> PROMPT:
For each line below that includes the word "Treatment", make a copy.

# start of MATERIAL FOR THIS TASK

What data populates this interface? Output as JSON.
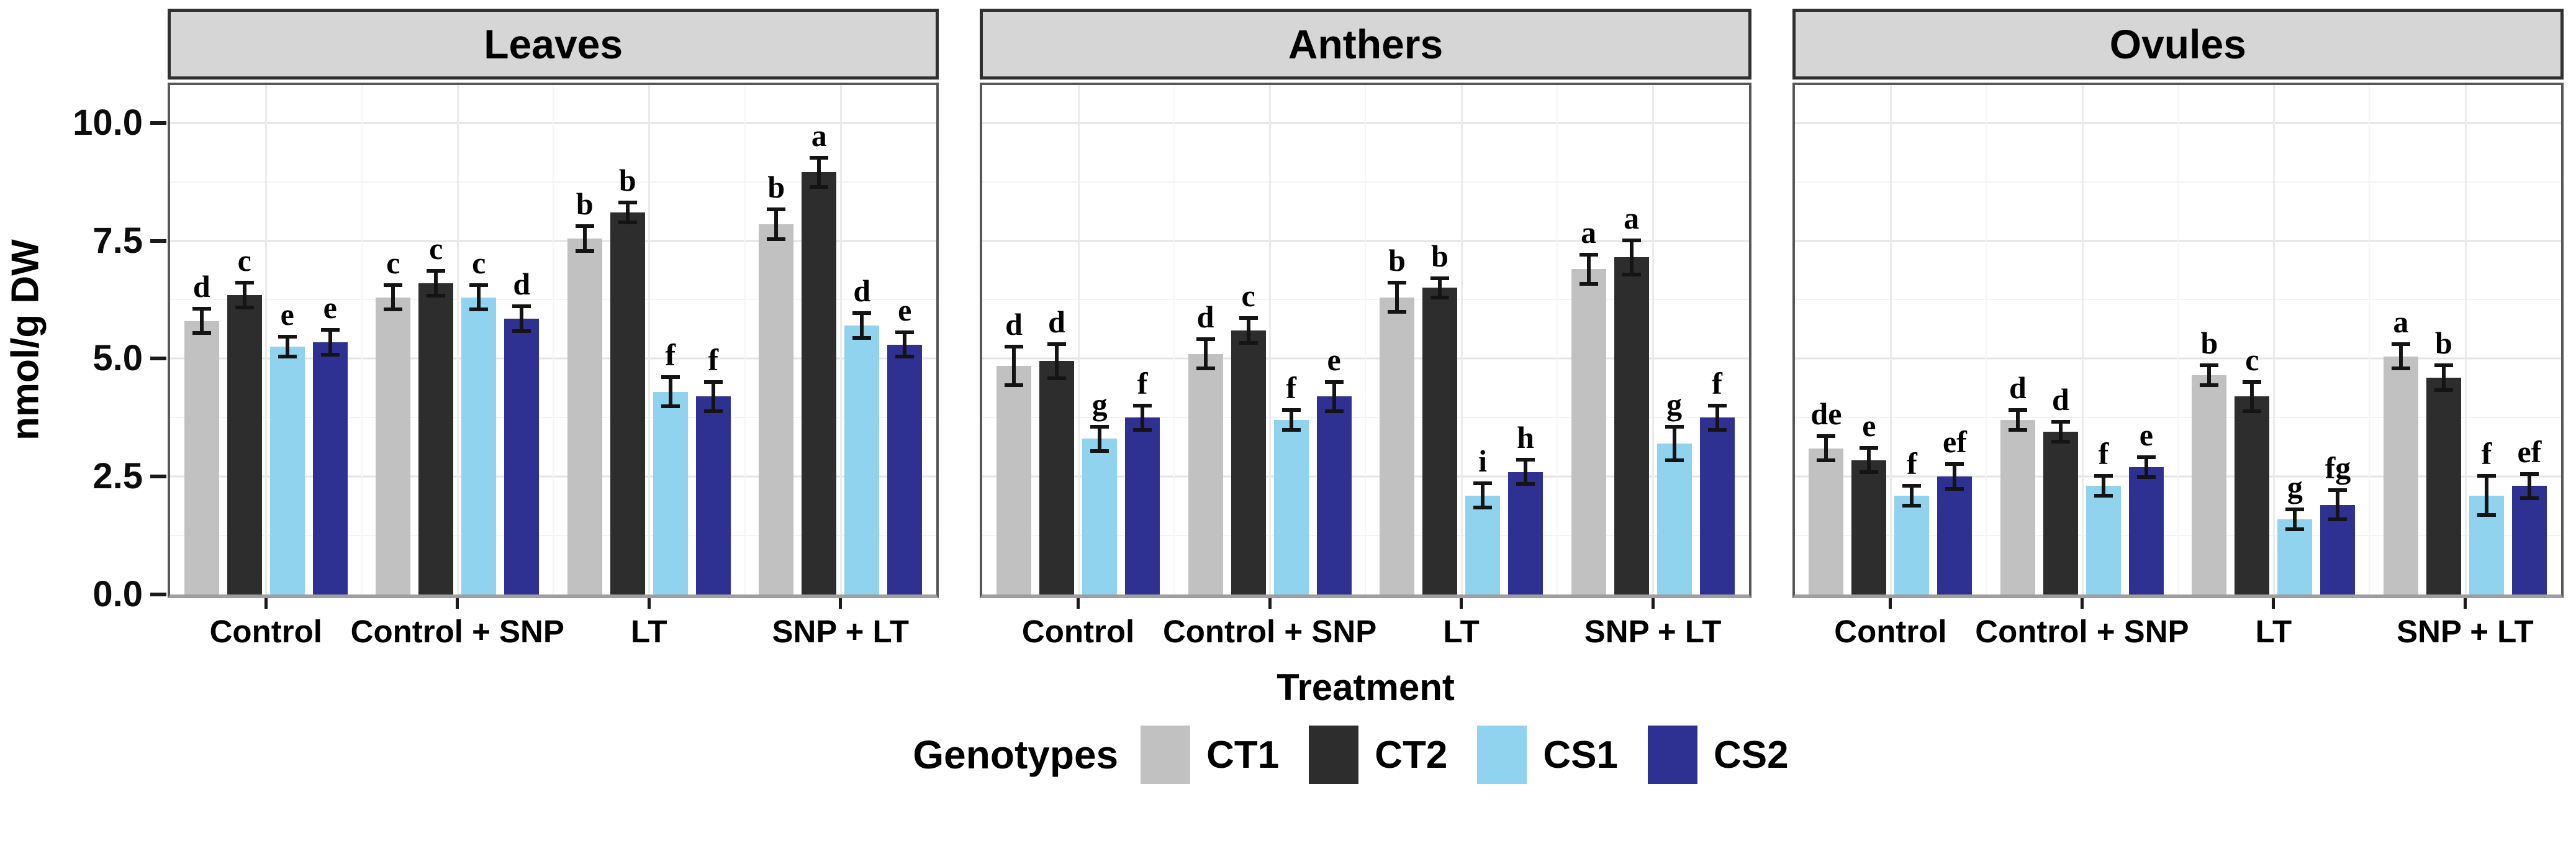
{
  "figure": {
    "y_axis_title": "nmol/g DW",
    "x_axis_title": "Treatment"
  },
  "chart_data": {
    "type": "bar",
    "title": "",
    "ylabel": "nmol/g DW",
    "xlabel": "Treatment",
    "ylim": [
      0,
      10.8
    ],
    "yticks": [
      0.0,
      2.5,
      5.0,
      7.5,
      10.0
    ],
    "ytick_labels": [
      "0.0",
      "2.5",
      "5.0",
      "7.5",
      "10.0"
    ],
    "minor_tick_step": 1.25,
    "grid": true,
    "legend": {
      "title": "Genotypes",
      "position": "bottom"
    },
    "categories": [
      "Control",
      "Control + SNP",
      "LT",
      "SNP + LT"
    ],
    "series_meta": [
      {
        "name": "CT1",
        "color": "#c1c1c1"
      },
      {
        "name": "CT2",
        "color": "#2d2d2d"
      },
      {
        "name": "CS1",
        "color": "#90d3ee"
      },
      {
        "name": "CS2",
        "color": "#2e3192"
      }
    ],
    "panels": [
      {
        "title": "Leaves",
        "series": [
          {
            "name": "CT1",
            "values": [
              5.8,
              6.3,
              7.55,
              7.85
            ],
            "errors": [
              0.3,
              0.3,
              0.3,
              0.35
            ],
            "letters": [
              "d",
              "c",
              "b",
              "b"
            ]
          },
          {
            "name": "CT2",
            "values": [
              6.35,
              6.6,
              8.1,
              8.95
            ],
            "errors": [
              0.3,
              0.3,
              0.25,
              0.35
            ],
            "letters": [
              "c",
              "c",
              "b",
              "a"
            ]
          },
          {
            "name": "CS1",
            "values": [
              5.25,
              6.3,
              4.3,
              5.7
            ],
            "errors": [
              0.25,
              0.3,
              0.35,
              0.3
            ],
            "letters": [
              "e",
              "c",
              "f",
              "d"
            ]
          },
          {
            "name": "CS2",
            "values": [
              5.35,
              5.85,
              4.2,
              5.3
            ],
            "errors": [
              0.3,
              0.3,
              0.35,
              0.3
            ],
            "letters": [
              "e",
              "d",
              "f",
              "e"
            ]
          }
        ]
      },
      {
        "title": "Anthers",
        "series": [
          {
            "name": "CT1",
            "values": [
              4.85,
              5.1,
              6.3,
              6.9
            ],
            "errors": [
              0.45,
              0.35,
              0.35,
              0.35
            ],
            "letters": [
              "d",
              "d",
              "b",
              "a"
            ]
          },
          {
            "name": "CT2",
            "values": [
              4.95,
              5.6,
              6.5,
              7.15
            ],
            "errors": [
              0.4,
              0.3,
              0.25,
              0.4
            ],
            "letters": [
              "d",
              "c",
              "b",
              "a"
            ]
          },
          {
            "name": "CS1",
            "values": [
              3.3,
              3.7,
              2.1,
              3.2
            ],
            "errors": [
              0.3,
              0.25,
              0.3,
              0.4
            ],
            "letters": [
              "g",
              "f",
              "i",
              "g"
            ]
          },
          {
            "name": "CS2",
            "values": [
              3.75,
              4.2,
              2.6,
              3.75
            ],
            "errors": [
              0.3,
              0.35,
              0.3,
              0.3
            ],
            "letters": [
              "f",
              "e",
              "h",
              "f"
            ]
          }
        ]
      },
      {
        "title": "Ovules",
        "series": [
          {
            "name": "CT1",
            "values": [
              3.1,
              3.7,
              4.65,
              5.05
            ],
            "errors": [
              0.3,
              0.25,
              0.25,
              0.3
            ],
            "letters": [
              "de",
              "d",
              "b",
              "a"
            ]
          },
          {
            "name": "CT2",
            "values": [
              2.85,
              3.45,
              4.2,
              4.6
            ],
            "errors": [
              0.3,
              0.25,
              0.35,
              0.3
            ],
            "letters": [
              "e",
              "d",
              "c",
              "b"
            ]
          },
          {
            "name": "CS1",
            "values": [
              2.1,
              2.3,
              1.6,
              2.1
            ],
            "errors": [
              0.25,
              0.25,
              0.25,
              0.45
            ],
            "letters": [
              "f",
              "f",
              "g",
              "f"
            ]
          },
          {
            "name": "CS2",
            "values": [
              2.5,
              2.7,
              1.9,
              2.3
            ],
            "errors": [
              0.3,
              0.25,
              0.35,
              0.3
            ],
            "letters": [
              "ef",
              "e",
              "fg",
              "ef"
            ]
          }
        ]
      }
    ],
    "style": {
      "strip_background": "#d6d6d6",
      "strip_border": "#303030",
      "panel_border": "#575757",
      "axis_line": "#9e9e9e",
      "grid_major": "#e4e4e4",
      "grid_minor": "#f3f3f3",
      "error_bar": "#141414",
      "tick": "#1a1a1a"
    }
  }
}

# end of MATERIAL FOR THIS TASK
# start of MATERIAL FOR THIS TASK

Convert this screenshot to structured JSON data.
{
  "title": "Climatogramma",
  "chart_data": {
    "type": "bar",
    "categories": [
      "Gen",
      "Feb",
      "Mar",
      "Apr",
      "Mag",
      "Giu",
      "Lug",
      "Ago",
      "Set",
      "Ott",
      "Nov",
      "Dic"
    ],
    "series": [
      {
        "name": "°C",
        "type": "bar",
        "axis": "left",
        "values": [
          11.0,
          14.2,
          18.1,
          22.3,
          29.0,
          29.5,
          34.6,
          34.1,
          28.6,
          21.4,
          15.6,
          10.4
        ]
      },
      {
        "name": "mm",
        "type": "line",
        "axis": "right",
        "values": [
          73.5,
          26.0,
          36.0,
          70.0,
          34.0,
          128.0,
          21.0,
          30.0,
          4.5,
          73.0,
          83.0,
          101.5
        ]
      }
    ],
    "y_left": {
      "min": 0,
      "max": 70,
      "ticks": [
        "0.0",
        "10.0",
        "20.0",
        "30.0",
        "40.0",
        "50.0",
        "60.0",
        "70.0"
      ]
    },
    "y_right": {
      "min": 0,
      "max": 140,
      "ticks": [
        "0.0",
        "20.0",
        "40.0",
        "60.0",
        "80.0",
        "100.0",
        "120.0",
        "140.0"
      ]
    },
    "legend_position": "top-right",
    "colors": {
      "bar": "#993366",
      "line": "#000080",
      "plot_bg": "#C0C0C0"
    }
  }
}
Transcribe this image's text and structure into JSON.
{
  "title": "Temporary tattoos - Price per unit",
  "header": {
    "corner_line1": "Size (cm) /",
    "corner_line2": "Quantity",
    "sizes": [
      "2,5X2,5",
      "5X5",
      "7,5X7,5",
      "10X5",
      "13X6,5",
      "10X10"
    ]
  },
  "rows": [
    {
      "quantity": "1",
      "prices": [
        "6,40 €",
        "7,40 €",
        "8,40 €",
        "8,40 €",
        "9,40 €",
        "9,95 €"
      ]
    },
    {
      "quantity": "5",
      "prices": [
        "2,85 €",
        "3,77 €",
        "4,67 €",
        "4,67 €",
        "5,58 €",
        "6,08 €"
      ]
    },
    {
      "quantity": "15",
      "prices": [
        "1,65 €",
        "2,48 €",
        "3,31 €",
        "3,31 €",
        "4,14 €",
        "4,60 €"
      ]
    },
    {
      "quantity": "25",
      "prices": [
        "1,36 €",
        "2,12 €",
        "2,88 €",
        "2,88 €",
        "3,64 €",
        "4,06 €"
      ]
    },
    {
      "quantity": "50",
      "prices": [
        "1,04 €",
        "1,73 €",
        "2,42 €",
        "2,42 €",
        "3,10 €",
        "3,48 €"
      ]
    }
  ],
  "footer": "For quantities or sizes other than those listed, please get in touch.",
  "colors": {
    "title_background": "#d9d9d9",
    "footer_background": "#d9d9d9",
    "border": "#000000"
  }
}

# end of MATERIAL FOR THIS TASK
# start of MATERIAL FOR THIS TASK

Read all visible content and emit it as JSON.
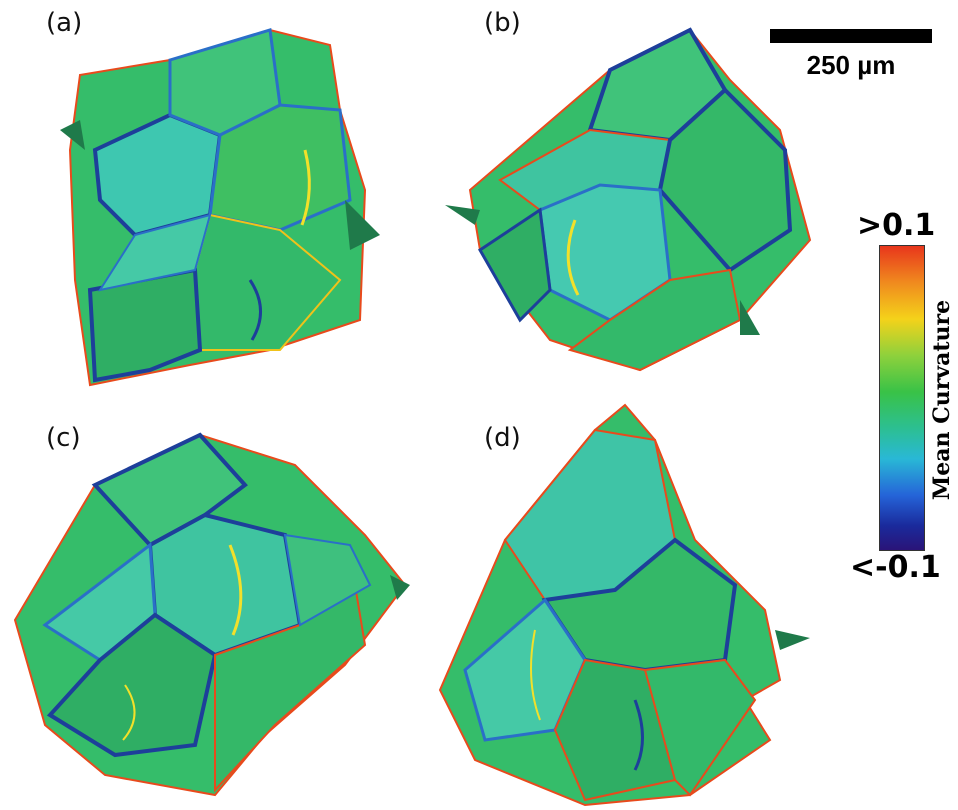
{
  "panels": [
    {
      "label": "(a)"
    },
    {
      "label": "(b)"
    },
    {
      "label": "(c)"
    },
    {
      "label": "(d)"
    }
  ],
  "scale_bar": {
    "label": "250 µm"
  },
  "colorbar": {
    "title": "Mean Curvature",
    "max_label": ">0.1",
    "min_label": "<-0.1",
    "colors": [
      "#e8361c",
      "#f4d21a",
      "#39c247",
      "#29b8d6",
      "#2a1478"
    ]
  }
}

# end of MATERIAL FOR THIS TASK

> ANSWER TO THIS TASK:
    "x_axis_title": "Treatment"
    "xlabel": "Treatment",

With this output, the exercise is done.